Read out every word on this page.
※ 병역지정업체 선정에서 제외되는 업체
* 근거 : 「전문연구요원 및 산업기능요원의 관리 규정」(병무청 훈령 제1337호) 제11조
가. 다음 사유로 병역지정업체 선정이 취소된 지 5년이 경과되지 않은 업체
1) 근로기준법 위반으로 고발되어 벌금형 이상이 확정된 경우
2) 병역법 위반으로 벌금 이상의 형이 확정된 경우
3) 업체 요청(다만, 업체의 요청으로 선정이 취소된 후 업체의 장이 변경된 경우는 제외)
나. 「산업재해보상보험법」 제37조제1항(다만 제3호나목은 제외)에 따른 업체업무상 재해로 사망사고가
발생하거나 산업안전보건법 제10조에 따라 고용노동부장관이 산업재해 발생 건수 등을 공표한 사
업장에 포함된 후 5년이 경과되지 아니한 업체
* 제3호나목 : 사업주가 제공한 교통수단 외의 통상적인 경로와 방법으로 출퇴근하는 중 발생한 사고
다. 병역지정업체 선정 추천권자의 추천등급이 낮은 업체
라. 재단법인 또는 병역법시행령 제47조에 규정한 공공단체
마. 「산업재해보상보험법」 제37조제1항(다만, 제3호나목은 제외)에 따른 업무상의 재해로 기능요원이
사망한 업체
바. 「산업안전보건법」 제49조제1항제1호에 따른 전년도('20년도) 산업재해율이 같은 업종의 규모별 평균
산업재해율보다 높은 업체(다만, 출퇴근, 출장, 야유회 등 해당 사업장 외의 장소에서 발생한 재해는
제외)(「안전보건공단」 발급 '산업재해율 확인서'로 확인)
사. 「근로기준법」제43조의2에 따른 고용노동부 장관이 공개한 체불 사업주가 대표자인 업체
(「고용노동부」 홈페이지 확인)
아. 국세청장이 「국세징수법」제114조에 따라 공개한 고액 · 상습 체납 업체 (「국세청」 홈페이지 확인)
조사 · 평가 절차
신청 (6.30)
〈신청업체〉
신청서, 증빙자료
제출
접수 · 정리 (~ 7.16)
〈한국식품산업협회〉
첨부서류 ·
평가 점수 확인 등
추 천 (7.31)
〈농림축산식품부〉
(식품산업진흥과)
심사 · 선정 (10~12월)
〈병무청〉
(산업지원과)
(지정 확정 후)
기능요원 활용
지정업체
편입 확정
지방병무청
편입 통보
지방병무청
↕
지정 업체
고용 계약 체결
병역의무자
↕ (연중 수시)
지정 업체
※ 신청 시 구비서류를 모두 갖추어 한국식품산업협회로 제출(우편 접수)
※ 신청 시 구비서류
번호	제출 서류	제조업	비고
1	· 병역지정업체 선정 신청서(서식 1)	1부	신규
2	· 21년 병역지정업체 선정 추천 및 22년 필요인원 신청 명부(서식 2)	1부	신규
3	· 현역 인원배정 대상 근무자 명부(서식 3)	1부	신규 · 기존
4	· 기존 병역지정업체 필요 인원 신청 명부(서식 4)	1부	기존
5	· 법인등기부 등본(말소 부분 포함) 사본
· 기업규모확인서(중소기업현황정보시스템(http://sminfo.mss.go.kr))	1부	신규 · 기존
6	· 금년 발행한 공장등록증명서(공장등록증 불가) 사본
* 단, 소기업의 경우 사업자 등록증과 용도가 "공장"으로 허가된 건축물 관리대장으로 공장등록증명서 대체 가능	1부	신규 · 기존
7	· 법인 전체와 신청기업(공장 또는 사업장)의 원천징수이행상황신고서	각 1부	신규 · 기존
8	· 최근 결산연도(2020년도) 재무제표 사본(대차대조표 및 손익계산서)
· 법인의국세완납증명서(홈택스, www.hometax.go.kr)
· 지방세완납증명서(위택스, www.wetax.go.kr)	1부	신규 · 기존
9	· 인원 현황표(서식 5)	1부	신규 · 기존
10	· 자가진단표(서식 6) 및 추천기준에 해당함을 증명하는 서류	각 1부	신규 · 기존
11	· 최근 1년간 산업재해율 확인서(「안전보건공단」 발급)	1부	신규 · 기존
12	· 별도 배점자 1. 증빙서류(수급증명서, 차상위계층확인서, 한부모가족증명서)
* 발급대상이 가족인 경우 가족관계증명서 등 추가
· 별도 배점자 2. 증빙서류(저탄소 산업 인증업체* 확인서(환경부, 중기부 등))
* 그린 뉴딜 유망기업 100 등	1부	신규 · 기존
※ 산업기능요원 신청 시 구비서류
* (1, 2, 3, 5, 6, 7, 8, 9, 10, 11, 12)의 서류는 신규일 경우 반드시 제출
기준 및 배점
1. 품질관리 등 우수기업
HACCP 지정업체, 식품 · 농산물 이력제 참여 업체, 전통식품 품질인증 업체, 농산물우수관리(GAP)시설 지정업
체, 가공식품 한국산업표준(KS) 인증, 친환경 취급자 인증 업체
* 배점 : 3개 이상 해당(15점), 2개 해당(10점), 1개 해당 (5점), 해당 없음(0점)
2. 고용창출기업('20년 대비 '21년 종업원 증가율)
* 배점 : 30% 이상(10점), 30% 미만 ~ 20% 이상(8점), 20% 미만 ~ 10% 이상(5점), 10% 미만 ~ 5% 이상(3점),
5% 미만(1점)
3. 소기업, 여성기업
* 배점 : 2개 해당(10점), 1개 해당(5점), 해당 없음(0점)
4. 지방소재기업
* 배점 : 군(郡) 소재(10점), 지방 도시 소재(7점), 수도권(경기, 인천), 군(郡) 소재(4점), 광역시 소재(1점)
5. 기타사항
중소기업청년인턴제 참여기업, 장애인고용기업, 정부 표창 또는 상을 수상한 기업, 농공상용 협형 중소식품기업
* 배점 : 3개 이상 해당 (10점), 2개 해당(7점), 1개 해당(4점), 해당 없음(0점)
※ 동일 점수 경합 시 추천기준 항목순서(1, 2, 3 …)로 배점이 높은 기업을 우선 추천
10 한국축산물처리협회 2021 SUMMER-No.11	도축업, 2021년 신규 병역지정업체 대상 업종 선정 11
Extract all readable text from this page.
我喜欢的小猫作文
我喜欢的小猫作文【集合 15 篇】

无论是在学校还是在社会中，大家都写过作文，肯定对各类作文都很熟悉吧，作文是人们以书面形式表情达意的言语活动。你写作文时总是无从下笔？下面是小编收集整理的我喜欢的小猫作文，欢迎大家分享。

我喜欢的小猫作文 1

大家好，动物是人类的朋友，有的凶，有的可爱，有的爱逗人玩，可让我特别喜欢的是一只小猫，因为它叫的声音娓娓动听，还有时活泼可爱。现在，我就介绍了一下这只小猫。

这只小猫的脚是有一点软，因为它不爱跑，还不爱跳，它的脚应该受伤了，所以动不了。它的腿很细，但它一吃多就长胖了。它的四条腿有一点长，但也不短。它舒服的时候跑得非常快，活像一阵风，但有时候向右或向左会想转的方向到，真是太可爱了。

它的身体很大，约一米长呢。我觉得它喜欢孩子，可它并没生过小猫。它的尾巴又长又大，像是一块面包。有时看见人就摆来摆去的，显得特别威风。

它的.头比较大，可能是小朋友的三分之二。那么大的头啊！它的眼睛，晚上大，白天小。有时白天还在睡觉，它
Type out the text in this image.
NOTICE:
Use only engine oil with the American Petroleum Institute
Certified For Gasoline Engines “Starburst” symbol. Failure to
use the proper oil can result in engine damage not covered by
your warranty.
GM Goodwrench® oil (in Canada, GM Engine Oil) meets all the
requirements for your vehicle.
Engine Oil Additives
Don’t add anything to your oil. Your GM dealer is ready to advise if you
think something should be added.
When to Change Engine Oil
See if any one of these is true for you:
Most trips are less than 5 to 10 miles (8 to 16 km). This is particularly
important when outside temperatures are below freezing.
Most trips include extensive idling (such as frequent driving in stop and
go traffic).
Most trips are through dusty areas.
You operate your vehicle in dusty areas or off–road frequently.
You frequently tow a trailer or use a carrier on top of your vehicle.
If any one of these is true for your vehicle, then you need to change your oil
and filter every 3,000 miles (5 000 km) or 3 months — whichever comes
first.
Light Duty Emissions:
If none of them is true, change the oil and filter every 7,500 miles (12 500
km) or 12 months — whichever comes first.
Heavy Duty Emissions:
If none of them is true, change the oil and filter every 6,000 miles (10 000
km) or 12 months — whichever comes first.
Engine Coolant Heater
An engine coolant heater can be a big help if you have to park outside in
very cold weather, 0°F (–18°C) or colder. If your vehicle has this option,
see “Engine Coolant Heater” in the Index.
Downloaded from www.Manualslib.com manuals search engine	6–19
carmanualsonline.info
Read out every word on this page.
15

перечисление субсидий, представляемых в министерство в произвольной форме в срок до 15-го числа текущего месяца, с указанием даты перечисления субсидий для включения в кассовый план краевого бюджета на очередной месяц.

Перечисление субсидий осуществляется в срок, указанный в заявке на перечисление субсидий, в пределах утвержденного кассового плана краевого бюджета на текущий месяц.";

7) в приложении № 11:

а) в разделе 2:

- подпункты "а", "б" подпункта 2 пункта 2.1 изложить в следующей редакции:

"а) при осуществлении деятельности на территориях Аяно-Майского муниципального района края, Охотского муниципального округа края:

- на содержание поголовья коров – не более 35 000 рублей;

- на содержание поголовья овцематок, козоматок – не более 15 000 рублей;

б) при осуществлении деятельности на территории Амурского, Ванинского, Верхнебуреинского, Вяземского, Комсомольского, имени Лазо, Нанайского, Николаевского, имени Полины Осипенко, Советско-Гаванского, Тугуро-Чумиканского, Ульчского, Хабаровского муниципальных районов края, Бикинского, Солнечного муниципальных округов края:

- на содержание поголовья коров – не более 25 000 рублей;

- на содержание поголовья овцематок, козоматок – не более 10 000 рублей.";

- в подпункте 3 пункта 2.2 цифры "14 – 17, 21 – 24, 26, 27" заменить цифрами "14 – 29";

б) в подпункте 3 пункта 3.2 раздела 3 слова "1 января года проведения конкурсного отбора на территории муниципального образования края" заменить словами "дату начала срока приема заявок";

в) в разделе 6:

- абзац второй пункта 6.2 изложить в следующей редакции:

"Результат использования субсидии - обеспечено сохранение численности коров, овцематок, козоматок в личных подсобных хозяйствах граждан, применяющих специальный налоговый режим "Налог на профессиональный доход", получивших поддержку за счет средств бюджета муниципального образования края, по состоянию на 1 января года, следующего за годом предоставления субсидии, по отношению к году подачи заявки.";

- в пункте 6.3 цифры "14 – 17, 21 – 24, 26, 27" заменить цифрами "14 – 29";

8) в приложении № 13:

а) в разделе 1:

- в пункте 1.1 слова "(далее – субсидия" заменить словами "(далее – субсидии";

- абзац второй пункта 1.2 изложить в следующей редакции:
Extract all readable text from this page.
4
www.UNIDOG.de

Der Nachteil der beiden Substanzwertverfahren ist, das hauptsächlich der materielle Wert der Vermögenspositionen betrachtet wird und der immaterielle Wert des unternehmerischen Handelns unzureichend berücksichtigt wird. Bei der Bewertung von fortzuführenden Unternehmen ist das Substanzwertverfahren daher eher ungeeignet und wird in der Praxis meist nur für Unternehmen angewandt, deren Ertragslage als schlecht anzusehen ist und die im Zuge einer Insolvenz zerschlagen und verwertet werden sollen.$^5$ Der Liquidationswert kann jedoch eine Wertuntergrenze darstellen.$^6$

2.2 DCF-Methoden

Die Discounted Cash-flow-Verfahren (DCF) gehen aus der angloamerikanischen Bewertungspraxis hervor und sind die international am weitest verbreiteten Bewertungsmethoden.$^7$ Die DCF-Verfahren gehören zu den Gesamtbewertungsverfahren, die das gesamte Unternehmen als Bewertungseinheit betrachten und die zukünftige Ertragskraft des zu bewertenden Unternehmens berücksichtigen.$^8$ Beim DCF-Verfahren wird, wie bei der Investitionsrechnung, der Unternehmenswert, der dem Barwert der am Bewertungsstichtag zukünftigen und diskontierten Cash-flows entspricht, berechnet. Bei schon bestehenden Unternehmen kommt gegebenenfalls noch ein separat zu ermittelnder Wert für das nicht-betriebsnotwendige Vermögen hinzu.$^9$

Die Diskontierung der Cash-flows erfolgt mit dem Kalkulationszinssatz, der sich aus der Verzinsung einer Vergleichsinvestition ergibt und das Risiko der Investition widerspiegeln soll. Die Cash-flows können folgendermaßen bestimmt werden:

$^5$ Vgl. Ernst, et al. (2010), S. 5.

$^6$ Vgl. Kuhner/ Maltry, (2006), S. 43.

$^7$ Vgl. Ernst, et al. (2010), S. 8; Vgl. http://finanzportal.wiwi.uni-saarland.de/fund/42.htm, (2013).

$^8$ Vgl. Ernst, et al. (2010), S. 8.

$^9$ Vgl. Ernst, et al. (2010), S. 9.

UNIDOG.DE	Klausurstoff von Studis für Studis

_STATED PROBLEM_
Find the lines that include the string "filter", then copy each of them.

_WRITTEN ANSWER_
and filter every 3,000 miles (5 000 km) or 3 months — whichever comes
If none of them is true, change the oil and filter every 7,500 miles (12 500
If none of them is true, change the oil and filter every 6,000 miles (10 000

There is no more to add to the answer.